__Your goal__
In the entries below, count every line with the word "JSON". Return only the count.

^^^^^^^^^^^^^^^^

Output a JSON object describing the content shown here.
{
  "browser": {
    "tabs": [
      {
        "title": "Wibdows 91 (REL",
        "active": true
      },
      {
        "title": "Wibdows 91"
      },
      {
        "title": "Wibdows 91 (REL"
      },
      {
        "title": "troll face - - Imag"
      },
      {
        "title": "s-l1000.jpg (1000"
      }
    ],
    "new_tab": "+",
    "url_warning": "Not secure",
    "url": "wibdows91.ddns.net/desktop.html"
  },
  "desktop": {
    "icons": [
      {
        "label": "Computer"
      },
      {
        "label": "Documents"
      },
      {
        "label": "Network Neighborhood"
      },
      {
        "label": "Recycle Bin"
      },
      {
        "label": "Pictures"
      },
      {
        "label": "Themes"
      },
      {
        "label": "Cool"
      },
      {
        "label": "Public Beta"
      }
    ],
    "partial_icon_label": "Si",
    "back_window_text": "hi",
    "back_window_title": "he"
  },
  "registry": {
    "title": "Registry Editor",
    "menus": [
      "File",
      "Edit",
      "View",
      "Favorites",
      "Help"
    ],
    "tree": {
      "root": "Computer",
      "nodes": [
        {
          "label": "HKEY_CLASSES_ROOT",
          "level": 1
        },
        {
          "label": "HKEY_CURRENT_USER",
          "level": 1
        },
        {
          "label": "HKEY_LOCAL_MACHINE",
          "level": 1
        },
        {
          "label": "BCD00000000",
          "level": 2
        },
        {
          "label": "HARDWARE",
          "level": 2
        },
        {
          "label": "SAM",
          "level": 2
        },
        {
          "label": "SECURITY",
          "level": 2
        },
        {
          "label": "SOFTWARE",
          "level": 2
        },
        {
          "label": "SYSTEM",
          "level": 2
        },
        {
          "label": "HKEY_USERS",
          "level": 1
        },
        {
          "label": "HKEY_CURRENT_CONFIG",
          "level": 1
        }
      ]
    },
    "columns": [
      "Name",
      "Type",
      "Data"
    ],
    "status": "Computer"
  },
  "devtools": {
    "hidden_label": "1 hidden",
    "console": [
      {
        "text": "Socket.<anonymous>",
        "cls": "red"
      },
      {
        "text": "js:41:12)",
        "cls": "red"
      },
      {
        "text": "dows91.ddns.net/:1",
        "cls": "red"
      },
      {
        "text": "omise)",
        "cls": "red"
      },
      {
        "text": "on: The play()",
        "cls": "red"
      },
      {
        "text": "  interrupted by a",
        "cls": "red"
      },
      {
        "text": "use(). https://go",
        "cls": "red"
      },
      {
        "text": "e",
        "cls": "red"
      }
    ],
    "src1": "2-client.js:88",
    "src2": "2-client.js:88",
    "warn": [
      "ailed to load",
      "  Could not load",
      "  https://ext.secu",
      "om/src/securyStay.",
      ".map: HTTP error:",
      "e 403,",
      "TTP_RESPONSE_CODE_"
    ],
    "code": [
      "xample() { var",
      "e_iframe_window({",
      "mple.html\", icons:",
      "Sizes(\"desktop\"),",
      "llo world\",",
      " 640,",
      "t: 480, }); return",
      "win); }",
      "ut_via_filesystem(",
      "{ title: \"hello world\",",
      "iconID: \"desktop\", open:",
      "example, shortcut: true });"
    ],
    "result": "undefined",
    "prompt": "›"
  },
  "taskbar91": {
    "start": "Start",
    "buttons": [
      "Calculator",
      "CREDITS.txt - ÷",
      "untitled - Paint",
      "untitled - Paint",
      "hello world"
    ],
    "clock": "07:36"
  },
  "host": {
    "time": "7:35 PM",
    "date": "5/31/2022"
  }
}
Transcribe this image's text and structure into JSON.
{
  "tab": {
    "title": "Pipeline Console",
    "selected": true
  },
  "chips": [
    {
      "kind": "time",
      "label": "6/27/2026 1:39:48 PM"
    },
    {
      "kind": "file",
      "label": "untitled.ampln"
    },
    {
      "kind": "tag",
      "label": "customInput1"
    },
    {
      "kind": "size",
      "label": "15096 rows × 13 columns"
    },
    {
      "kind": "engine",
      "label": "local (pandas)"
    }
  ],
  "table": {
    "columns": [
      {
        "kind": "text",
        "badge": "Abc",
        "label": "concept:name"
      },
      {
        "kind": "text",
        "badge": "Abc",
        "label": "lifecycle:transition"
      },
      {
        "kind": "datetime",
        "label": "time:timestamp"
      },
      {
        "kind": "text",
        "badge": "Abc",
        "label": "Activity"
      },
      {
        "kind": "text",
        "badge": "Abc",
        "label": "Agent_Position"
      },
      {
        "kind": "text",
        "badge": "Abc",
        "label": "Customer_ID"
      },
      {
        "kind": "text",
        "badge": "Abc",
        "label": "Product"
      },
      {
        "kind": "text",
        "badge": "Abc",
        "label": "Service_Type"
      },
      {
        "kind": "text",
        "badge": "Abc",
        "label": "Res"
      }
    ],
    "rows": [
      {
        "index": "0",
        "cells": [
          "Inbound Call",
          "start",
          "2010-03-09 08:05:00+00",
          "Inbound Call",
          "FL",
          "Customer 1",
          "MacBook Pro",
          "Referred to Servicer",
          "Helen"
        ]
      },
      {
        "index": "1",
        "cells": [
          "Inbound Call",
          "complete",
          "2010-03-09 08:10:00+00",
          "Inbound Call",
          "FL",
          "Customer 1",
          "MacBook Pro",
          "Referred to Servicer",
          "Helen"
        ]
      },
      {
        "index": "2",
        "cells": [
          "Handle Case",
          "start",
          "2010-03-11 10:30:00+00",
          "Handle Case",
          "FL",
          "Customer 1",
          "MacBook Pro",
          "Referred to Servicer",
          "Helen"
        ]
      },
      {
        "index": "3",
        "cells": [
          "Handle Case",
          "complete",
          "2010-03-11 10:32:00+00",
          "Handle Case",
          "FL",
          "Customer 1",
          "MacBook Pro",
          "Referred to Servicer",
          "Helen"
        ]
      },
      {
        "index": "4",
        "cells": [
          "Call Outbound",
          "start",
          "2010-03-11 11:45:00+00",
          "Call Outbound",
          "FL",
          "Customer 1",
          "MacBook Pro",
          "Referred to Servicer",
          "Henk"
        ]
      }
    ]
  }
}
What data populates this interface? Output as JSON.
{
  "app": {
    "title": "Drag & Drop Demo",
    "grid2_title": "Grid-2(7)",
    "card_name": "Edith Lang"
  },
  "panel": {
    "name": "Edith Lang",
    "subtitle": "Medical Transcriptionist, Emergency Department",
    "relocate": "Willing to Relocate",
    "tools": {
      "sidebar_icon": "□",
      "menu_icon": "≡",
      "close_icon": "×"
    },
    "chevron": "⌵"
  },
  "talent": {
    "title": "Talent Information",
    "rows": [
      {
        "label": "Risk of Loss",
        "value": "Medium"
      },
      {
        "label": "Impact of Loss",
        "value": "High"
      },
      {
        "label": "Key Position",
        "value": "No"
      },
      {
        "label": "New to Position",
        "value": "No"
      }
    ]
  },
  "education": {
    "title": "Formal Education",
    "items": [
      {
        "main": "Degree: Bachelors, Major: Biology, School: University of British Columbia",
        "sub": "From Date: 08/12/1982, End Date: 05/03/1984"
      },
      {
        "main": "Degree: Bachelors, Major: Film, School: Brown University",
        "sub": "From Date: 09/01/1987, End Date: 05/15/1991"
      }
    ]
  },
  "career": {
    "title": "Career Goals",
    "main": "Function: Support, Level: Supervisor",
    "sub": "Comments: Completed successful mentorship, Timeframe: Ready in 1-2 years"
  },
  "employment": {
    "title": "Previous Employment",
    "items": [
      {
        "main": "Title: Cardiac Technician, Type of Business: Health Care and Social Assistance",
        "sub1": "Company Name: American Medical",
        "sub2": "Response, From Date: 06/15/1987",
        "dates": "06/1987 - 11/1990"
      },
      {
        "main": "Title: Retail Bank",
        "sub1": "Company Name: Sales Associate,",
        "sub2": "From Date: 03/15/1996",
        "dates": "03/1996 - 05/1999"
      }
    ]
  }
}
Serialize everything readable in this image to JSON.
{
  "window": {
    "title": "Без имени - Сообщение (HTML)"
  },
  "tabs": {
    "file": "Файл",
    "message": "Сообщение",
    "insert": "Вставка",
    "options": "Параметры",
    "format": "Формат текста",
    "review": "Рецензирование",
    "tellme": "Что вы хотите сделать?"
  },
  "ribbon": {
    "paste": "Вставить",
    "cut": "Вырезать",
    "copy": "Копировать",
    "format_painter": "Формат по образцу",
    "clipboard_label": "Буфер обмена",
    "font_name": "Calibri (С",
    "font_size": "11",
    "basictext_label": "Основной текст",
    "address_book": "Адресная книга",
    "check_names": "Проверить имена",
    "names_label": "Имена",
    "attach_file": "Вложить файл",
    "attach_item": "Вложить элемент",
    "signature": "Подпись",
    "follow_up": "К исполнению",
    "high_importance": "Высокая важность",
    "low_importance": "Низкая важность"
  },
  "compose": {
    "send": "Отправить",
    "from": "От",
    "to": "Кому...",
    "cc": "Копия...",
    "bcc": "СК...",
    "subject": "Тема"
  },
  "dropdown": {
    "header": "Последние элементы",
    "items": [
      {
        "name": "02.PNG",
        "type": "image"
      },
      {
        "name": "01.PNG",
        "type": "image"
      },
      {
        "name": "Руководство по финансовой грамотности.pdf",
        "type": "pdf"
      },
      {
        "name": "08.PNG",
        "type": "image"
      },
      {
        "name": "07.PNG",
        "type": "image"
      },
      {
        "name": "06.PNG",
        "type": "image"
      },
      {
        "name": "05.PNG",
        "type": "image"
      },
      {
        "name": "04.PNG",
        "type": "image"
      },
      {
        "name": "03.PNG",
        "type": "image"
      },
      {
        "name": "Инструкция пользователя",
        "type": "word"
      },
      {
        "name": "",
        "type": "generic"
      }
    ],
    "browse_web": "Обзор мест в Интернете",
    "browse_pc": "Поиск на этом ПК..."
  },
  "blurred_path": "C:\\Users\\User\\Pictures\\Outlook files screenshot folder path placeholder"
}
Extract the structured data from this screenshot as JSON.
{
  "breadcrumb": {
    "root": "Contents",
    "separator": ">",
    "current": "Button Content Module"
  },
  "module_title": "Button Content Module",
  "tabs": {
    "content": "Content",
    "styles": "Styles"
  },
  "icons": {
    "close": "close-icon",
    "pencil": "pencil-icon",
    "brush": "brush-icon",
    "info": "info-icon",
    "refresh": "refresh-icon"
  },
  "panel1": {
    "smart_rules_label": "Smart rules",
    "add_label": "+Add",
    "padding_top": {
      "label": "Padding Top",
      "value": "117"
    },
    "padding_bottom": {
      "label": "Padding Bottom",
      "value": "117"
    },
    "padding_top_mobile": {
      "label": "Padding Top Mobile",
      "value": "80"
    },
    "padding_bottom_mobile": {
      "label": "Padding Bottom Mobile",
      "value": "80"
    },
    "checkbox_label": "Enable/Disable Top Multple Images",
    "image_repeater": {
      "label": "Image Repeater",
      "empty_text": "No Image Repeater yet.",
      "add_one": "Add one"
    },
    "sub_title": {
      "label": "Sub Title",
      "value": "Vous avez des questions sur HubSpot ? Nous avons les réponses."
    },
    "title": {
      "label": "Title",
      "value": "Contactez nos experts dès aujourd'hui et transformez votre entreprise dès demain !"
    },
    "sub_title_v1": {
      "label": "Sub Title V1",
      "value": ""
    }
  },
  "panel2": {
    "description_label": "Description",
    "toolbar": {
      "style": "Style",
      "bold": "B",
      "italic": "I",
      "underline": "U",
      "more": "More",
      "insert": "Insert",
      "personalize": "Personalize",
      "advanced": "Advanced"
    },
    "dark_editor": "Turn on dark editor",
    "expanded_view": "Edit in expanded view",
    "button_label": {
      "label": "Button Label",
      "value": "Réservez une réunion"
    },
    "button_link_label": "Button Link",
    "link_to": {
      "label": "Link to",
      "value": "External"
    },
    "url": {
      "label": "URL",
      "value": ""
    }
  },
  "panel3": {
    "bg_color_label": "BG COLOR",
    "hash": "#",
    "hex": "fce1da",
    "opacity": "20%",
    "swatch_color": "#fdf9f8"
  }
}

^^^^^^^^^^^^^^^^

__Written solution__
5